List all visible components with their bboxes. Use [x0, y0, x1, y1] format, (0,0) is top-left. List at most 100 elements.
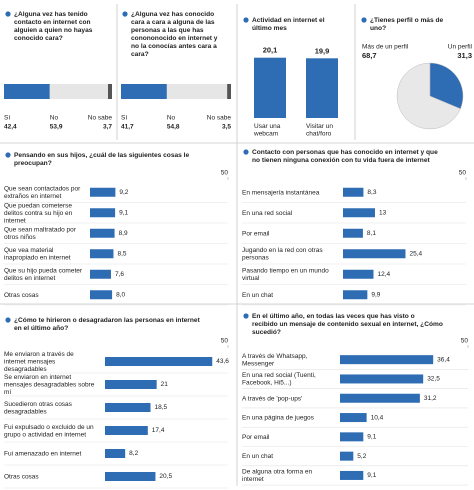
legend-label: No sabe	[88, 115, 113, 122]
bar	[340, 451, 354, 461]
value-label: 5,2	[357, 453, 366, 460]
value-label: 41,7	[121, 124, 134, 131]
value-label: 43,6	[216, 358, 229, 365]
bar	[343, 269, 374, 279]
dividers	[0, 4, 474, 486]
category-label: Que sean maltratado por otros niños	[4, 226, 78, 241]
bar	[306, 58, 338, 118]
bar	[340, 413, 367, 423]
bar-segment	[121, 84, 167, 99]
value-label: 13	[379, 209, 387, 216]
category-label: En un chat	[242, 453, 273, 460]
category-label: A través de 'pop-ups'	[242, 395, 302, 402]
x-tick-label: 50	[221, 170, 229, 177]
value-label: 3,7	[103, 124, 112, 131]
value-label: 8,5	[117, 250, 126, 257]
legend-label: Sí	[4, 115, 10, 122]
category-label: Otras cosas	[4, 291, 39, 298]
legend-label: Sí	[121, 115, 127, 122]
bar	[90, 228, 115, 238]
value-label: 12,4	[378, 271, 391, 278]
title-icon	[243, 17, 249, 23]
bar	[105, 426, 148, 435]
bar	[90, 187, 116, 197]
bar	[105, 472, 156, 481]
value-label: 9,1	[367, 434, 376, 441]
value-label: 31,2	[424, 395, 437, 402]
value-label: 17,4	[152, 427, 165, 434]
category-label: Que su hijo pueda cometer delitos en int…	[4, 267, 84, 282]
category-label: En una red social	[242, 209, 293, 216]
value-label: 53,9	[50, 124, 63, 131]
value-label: 9,9	[371, 291, 380, 298]
bar	[343, 208, 375, 218]
value-label: 9,1	[367, 472, 376, 479]
pie-slice	[396, 62, 461, 130]
value-label: 8,0	[116, 291, 125, 298]
title-icon	[5, 152, 11, 158]
bar	[340, 393, 420, 403]
bar-segment	[4, 84, 50, 99]
value-label: 9,1	[119, 209, 128, 216]
category-label: Me enviaron a través de internet mensaje…	[4, 351, 76, 373]
chart-title: Contacto con personas que has conocido e…	[252, 149, 440, 164]
value-label: 8,3	[367, 189, 376, 196]
bar	[343, 290, 368, 300]
x-tick-label: Visitar un chat/foro	[306, 123, 335, 138]
legend-label: Un perfil	[448, 44, 473, 51]
category-label: En una página de juegos	[242, 414, 315, 421]
chart-title: ¿Alguna vez has conocido cara a cara a a…	[131, 11, 219, 58]
category-label: En una red social (Tuenti, Facebook, Hi5…	[242, 372, 318, 387]
category-label: Por email	[242, 230, 270, 237]
category-label: A través de Whatsapp, Messenger	[242, 353, 309, 368]
category-label: Pasando tiempo en un mundo virtual	[242, 267, 331, 282]
chart-title: ¿Cómo te hirieron o desagradaron las per…	[14, 317, 202, 332]
bar	[105, 403, 151, 412]
bar	[90, 269, 111, 279]
value-label: 8,9	[119, 230, 128, 237]
x-tick-label: 50	[461, 338, 469, 345]
value-label: 25,4	[409, 250, 422, 257]
value-label: 19,9	[315, 46, 330, 55]
title-icon	[361, 17, 367, 23]
bar	[340, 432, 364, 442]
category-label: Fui amenazado en internet	[4, 450, 82, 457]
category-label: Sucedieron otras cosas desagradables	[4, 400, 74, 415]
chart-title: Actividad en internet el último mes	[252, 17, 326, 32]
pie-slice	[429, 62, 464, 110]
bar-segment	[49, 84, 109, 99]
chart-title: Pensando en sus hijos, ¿cuál de las sigu…	[14, 152, 191, 167]
category-label: Por email	[242, 434, 270, 441]
value-label: 9,2	[119, 189, 128, 196]
value-label: 8,2	[129, 450, 138, 457]
title-icon	[122, 11, 128, 17]
category-label: De alguna otra forma en internet	[242, 468, 314, 483]
value-label: 8,1	[367, 230, 376, 237]
category-label: Otras cosas	[4, 473, 39, 480]
category-label: Que sean contactados por extraños en int…	[4, 185, 82, 200]
value-label: 20,1	[263, 46, 278, 55]
category-label: En mensajería instantánea	[242, 189, 320, 196]
bar	[90, 208, 116, 218]
bar	[343, 249, 406, 259]
title-icon	[5, 11, 11, 17]
bar	[105, 449, 126, 458]
bar	[340, 374, 424, 384]
chart-title: En el último año, en todas las veces que…	[252, 313, 445, 336]
bar	[105, 357, 213, 366]
category-label: Se enviaron en internet mensajes desagra…	[4, 374, 96, 396]
title-icon	[5, 317, 11, 323]
value-label: 36,4	[437, 356, 450, 363]
value-label: 31,3	[457, 51, 472, 60]
legend-label: Más de un perfil	[362, 44, 409, 51]
title-icon	[243, 149, 249, 155]
x-tick-label: 50	[459, 170, 467, 177]
legend-label: No sabe	[207, 115, 232, 122]
value-label: 21	[161, 381, 169, 388]
value-label: 18,5	[155, 404, 168, 411]
value-label: 32,5	[427, 376, 440, 383]
category-label: Que puedan cometerse delitos contra su h…	[4, 202, 74, 224]
value-label: 20,5	[159, 473, 172, 480]
value-label: 54,8	[167, 124, 180, 131]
########
> [GIVEN PROBLEM]:
Please quote the lines above, starting with the line containing "115, 113, 122]" and going on through the line containing "62, 461, 130]", with no change to any of them.

> [ANSWER TO THE TASK]:
legend-label: No sabe	[88, 115, 113, 122]
bar	[340, 451, 354, 461]
value-label: 5,2	[357, 453, 366, 460]
value-label: 41,7	[121, 124, 134, 131]
value-label: 43,6	[216, 358, 229, 365]
bar	[343, 269, 374, 279]
dividers	[0, 4, 474, 486]
category-label: Que sean maltratado por otros niños	[4, 226, 78, 241]
bar	[306, 58, 338, 118]
bar	[340, 413, 367, 423]
bar-segment	[121, 84, 167, 99]
value-label: 13	[379, 209, 387, 216]
category-label: En un chat	[242, 453, 273, 460]
category-label: A través de 'pop-ups'	[242, 395, 302, 402]
x-tick-label: 50	[221, 170, 229, 177]
value-label: 3,7	[103, 124, 112, 131]
value-label: 8,5	[117, 250, 126, 257]
legend-label: Sí	[4, 115, 10, 122]
category-label: Otras cosas	[4, 291, 39, 298]
legend-label: Sí	[121, 115, 127, 122]
bar	[90, 228, 115, 238]
value-label: 12,4	[378, 271, 391, 278]
title-icon	[243, 17, 249, 23]
bar	[105, 426, 148, 435]
bar	[90, 187, 116, 197]
bar	[105, 472, 156, 481]
value-label: 9,1	[367, 434, 376, 441]
value-label: 31,2	[424, 395, 437, 402]
value-label: 17,4	[152, 427, 165, 434]
category-label: Que su hijo pueda cometer delitos en int…	[4, 267, 84, 282]
category-label: En una red social	[242, 209, 293, 216]
value-label: 53,9	[50, 124, 63, 131]
value-label: 9,9	[371, 291, 380, 298]
bar	[343, 208, 375, 218]
value-label: 9,1	[367, 472, 376, 479]
pie-slice	[396, 62, 461, 130]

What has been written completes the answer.